WORK TO DO: In the post on gender-neutral language, what word did Pages suggest in place of "lady" in "first lady"?

QUOTED PASSAGE:
○ ○ ○

Are we ready for Gender-Neutrality?

This column was in my local daily paper earlier this week: http://townhall.com/columnists/monacharen/2012/03/09/gender_specific_writer/page/full/

Mona Charen

Essentially, columnist Mona Charen expressed discontent about Apple’s new word processor Pages because its spelling and grammar corrector suggested she make some of her terms more gender neutral.

Now, I can see her point on some counts–Pages tried to correct the “lady” in “first lady” to “individual,” for example, which doesn’t quite make sense. Furthermore, it preferred “speaker” or “advocate” to “spokesman” and Charen was concerned that her sentence would be confusing with either of those suggestions. In this case, if the person she was quoting was, indeed, a man, there really isn’t an issue anyhow.

But Charen doesn’t say that Pages was too picky or was offering the wrong suggestions. Her anger was directed, rather, at the political correctness of the spelling and grammar corrector. She concludes her column thus:

Apple’s language sentinel has been schooled in political correctness at the expense of English. In another column, I mentioned that the collapse of marriage was “aggravating” inequality in America. Consider “irritating” or “exasperating” instead, Proofreadress advised.

No, those are words I reserve for her.

Does political correctness actually significantly change the English language? If it does, is that a bad thing? This may be a better question for a linguist than for an activist for social change, but I think that political correctness mostly affects suffixes (-er/-ess, -man/-woman, etc.), so probably won’t change the form and function of the language to the point where it’s unrecognizable.

○ ○ ○

DATA SHOWN:
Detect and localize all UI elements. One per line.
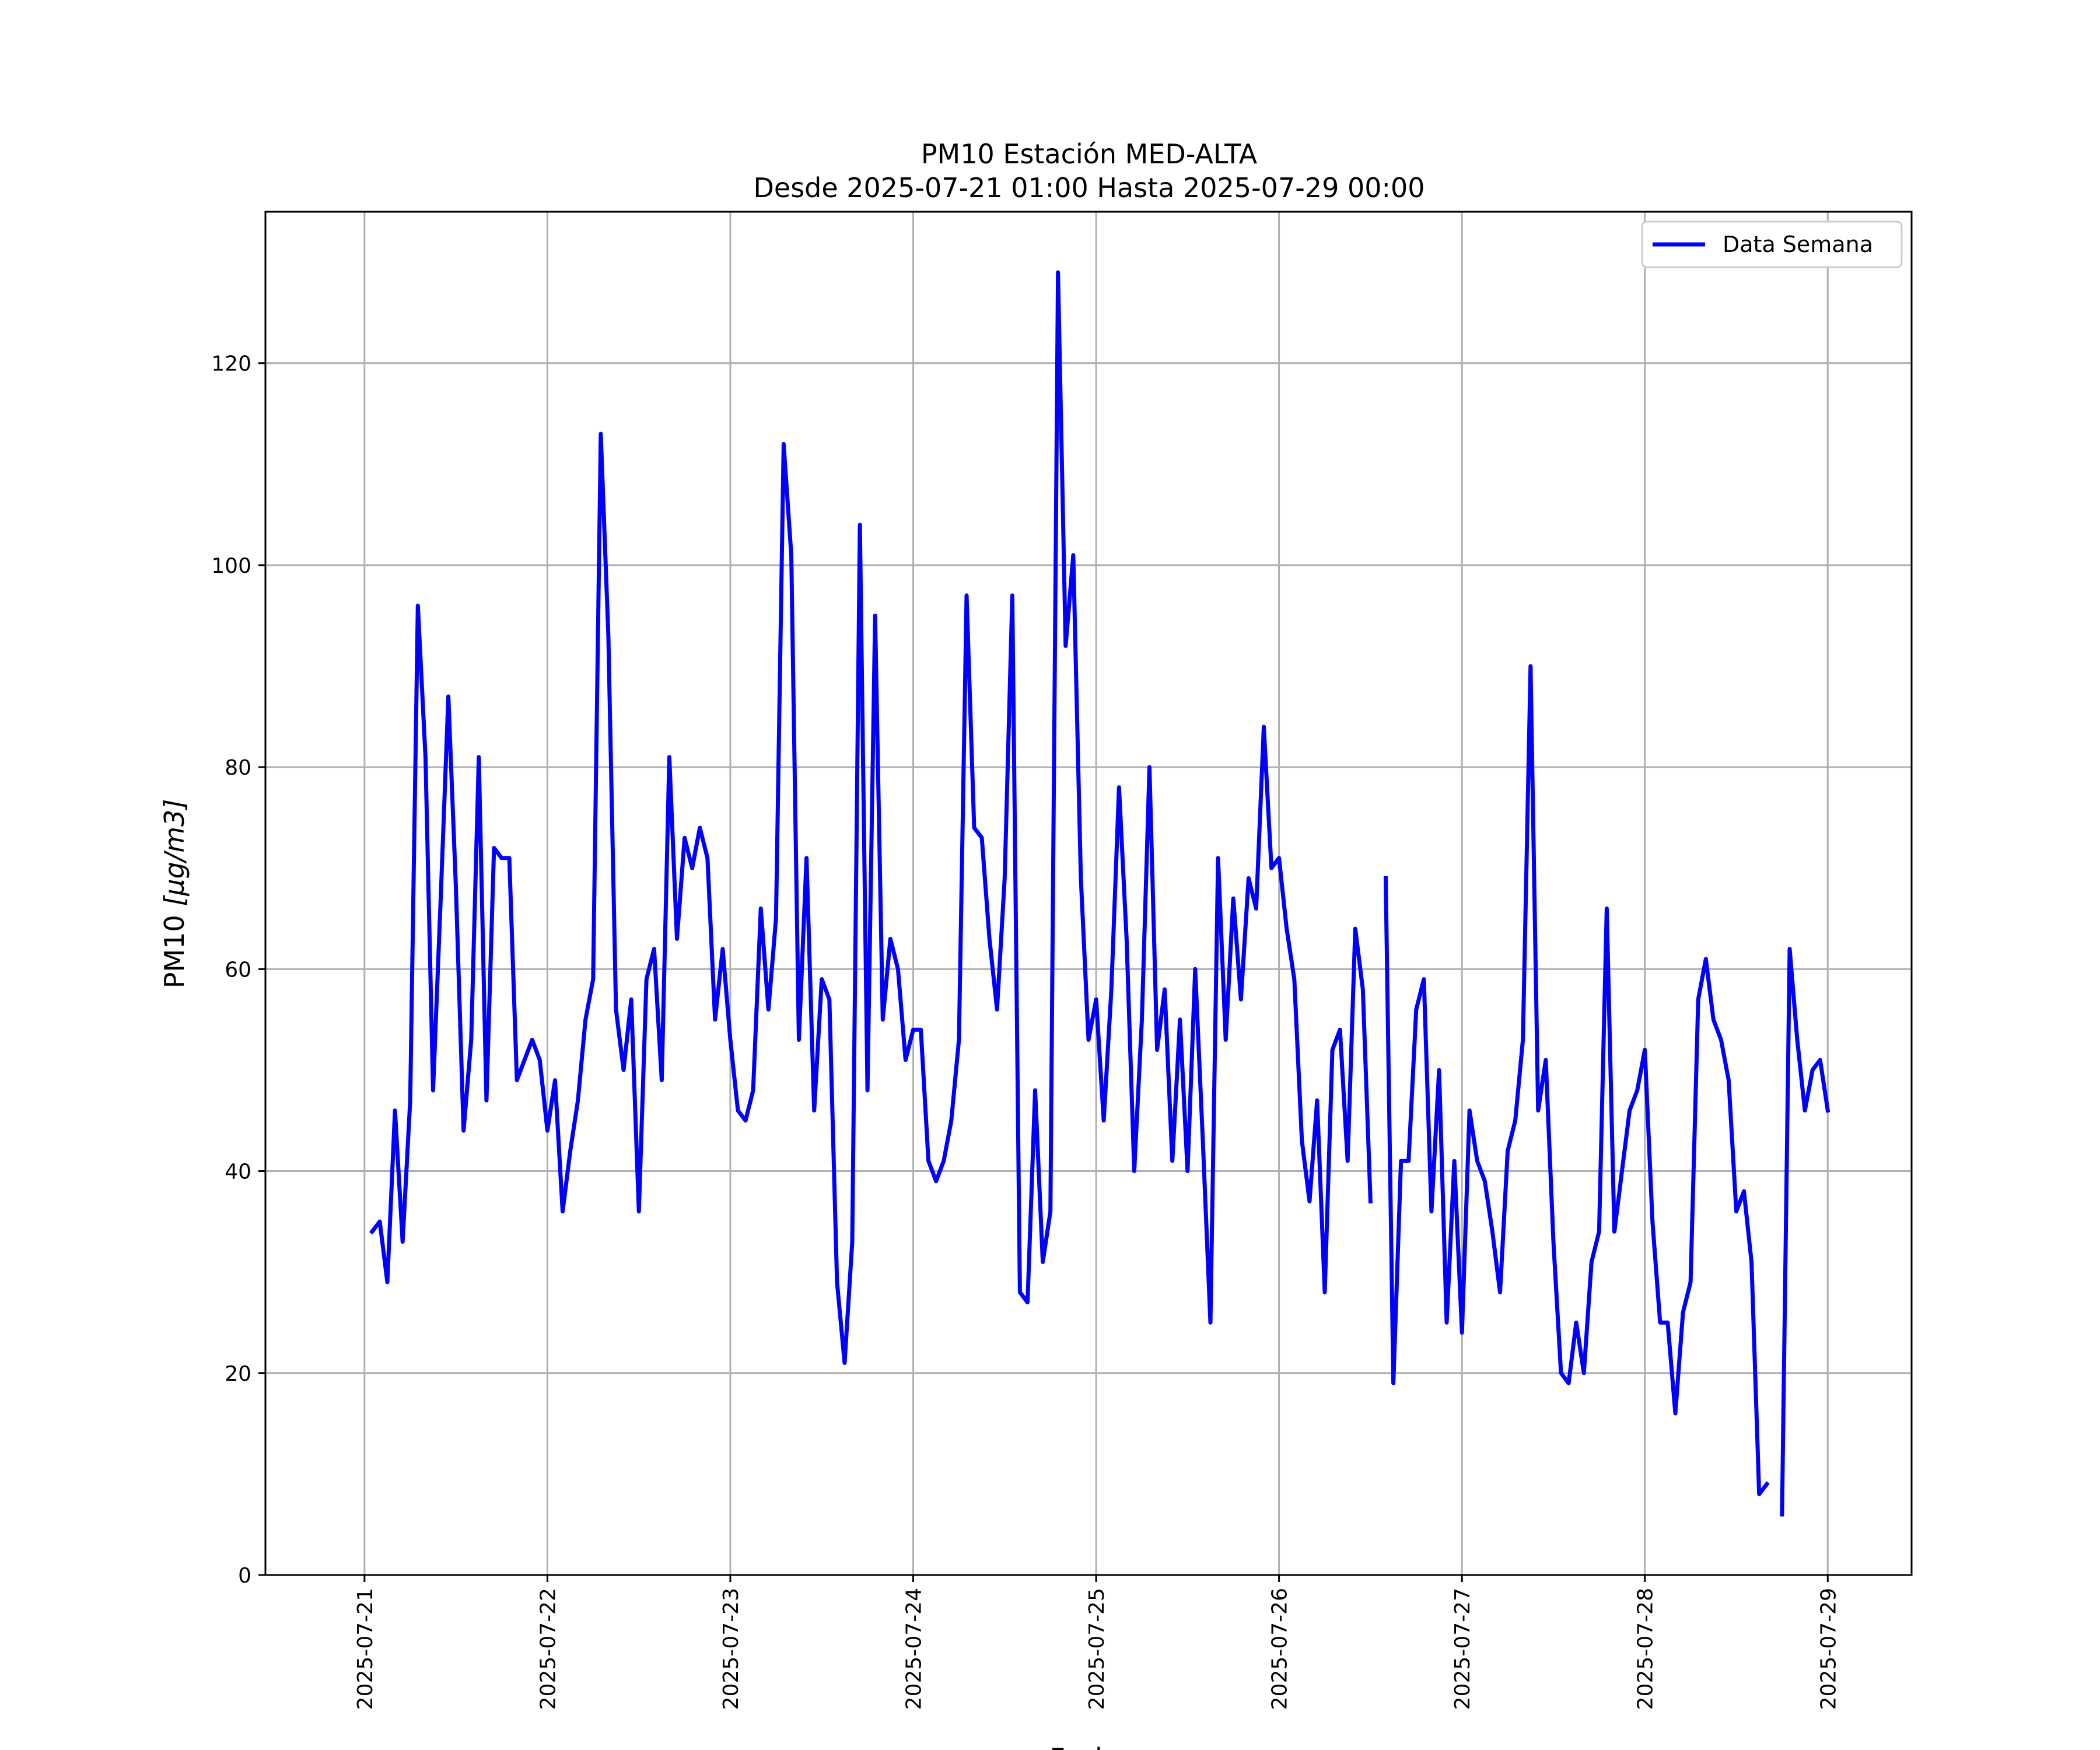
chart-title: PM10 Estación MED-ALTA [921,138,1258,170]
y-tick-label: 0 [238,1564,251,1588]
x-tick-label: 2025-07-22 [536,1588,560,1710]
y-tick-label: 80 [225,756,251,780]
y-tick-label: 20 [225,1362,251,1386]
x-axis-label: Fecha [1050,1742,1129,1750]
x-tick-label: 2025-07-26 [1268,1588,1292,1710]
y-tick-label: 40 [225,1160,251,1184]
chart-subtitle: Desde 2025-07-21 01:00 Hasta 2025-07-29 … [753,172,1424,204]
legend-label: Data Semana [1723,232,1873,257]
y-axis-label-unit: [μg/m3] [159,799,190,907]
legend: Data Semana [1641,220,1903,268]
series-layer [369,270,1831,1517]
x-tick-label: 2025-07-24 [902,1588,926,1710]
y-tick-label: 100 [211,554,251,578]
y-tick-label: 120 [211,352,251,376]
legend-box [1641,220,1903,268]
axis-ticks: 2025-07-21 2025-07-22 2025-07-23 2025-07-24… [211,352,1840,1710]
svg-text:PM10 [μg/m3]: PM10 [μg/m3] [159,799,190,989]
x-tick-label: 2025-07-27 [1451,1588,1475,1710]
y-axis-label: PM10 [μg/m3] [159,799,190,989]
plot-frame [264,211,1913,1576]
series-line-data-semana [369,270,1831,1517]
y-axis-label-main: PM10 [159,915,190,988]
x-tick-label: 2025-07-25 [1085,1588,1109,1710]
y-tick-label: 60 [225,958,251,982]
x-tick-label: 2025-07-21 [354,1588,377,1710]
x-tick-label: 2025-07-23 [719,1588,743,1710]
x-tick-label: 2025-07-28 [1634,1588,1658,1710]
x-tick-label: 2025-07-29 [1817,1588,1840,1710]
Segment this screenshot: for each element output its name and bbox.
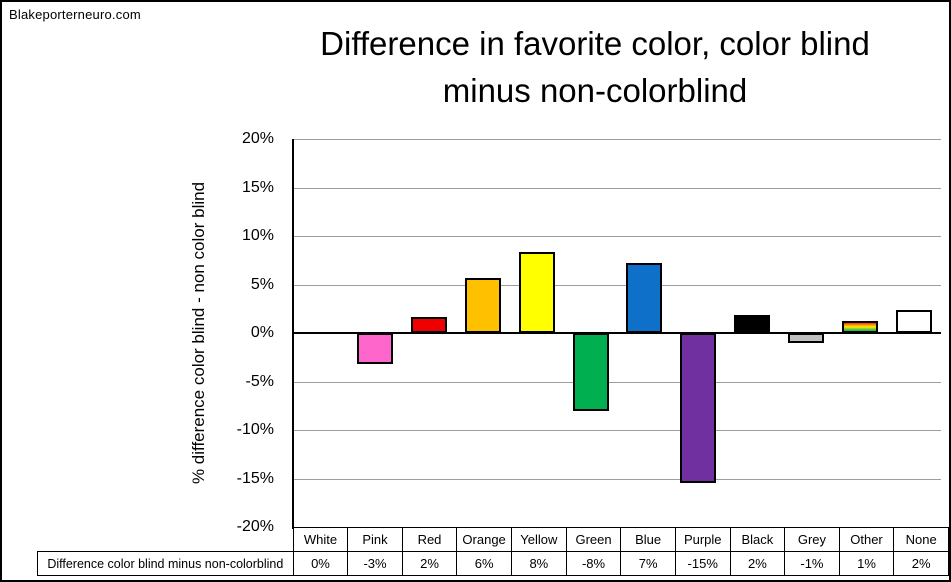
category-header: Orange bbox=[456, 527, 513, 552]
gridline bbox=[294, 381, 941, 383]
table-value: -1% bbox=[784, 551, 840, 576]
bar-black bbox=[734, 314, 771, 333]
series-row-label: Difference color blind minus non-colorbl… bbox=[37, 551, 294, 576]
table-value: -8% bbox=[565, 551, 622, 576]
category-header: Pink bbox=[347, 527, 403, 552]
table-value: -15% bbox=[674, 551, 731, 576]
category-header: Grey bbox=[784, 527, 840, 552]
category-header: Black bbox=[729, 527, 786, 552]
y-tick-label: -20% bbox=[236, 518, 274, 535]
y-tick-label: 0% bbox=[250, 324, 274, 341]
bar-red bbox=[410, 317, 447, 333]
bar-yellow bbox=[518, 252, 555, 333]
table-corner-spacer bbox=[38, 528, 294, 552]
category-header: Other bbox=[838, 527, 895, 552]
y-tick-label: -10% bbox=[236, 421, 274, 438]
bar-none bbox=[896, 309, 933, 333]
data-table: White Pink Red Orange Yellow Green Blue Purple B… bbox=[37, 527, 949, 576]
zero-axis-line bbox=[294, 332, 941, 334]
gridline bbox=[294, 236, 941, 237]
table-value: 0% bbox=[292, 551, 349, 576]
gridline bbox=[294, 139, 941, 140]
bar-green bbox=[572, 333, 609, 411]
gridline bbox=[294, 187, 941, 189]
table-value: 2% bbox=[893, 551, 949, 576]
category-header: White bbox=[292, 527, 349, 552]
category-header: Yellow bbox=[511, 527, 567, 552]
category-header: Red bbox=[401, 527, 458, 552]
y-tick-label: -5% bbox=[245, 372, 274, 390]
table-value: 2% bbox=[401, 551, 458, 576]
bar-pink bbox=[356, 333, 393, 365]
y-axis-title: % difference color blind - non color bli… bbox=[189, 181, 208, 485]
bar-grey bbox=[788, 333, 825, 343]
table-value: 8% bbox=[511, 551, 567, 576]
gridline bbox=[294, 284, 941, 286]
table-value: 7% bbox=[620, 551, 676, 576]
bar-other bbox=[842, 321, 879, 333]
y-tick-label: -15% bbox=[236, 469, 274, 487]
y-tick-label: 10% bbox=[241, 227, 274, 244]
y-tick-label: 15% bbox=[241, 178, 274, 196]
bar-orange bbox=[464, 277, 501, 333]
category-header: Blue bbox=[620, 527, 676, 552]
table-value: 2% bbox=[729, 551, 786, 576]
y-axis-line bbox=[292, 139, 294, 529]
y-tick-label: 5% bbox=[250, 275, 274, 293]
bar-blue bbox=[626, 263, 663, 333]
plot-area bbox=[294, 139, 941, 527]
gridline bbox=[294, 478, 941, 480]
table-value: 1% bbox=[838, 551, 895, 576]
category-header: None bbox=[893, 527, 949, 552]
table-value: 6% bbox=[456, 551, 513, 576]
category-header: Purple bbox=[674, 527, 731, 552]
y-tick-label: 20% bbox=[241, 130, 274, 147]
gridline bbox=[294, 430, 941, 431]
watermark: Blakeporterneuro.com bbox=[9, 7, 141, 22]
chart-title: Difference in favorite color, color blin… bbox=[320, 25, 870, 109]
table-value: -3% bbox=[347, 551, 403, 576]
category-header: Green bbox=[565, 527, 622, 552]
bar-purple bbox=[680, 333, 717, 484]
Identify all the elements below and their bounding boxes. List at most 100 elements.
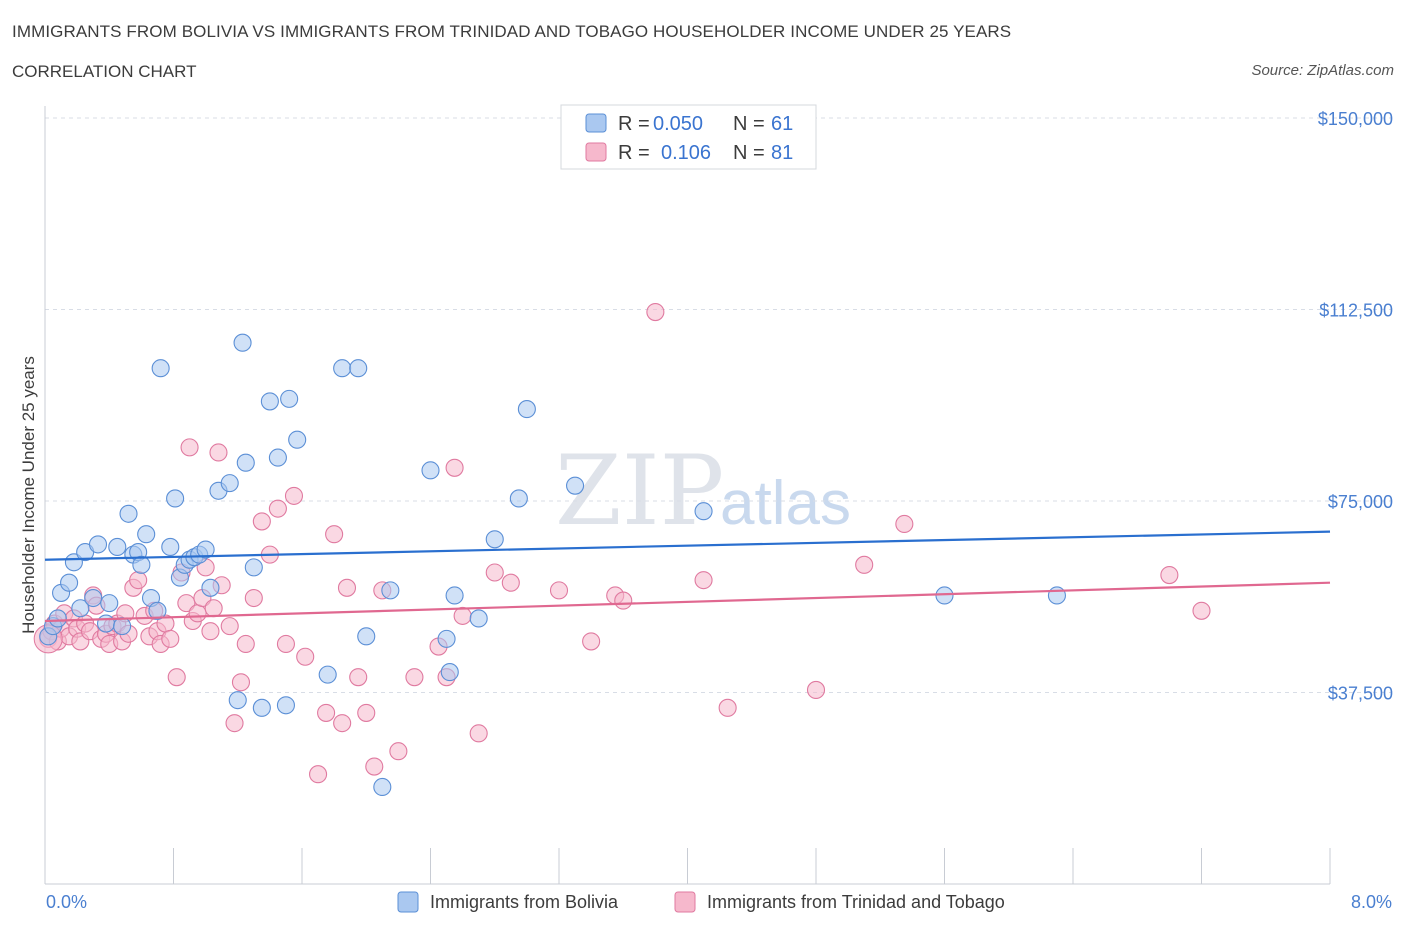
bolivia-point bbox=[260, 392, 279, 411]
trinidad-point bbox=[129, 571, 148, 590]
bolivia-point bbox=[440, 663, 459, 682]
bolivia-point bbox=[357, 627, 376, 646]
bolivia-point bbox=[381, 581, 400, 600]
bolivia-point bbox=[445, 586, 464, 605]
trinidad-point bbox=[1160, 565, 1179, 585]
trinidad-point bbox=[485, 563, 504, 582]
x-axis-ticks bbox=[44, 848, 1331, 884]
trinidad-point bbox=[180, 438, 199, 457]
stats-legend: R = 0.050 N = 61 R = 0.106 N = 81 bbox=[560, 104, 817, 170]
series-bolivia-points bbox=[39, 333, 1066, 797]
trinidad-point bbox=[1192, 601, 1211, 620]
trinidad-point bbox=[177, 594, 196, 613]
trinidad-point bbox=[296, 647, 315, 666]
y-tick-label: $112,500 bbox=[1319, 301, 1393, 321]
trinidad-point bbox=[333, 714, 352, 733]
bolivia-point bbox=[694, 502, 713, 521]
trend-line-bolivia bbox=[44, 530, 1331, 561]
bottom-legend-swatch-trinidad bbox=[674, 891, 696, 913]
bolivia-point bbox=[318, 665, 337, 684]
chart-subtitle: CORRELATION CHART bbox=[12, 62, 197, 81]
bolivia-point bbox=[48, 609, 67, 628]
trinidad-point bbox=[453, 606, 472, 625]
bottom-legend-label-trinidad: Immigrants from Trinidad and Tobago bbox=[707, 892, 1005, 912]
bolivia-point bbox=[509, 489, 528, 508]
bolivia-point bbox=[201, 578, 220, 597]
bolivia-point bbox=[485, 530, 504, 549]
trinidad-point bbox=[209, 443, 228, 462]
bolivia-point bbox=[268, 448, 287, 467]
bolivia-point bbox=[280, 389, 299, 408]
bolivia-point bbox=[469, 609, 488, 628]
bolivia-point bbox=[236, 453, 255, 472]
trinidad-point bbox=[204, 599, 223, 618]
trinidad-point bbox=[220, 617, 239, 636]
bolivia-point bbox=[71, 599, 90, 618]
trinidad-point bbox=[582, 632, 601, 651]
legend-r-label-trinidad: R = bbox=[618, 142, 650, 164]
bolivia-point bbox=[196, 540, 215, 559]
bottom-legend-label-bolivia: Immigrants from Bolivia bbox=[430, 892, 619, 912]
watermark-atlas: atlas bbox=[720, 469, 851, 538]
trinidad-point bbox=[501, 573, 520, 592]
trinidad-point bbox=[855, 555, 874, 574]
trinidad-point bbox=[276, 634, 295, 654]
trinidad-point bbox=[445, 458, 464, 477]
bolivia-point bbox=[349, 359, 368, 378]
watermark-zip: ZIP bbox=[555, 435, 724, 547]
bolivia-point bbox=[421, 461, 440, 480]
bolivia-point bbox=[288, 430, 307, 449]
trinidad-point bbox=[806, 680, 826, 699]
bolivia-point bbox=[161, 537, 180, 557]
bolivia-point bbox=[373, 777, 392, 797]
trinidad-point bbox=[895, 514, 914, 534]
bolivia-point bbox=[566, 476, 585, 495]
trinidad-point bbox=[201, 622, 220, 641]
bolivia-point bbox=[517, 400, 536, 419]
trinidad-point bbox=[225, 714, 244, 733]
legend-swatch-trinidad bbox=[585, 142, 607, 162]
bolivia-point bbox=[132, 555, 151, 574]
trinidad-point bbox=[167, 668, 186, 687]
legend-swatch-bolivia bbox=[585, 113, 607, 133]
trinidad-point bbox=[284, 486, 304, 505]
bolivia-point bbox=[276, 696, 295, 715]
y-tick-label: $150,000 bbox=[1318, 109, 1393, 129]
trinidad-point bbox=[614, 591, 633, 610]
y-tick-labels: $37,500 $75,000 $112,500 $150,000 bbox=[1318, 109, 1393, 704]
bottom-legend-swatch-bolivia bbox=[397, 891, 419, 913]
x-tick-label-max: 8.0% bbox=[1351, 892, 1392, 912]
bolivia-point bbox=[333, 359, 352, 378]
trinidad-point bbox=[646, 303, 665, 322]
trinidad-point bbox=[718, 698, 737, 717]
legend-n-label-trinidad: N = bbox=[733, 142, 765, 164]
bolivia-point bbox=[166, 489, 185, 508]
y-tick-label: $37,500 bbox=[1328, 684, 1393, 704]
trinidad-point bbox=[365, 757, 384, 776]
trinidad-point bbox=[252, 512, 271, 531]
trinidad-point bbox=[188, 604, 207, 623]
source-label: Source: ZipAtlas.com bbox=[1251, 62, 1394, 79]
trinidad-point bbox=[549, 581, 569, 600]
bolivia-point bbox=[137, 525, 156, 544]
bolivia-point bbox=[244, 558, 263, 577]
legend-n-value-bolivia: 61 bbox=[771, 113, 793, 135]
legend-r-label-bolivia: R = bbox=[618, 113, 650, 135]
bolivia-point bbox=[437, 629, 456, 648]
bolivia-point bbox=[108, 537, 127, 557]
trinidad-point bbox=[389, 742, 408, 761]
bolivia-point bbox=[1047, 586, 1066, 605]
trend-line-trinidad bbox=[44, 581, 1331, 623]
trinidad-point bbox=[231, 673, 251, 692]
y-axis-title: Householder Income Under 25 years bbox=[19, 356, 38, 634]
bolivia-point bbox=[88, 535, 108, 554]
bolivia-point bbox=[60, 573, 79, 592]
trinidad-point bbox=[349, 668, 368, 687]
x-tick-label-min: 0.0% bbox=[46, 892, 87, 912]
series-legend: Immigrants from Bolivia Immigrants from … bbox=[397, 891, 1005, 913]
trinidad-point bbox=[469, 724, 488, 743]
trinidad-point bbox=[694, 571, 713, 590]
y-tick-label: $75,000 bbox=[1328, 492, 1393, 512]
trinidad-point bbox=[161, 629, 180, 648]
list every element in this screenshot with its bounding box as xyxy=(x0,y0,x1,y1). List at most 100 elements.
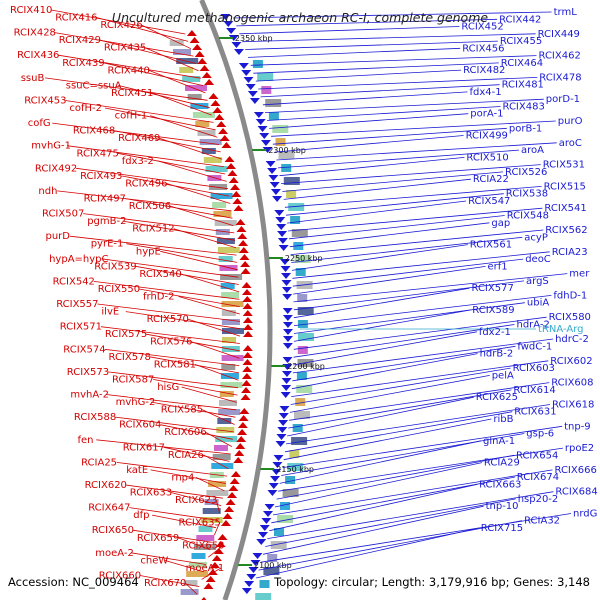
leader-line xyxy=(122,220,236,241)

○ ○ ○

FULL SOLUTION: Pages suggested "individual."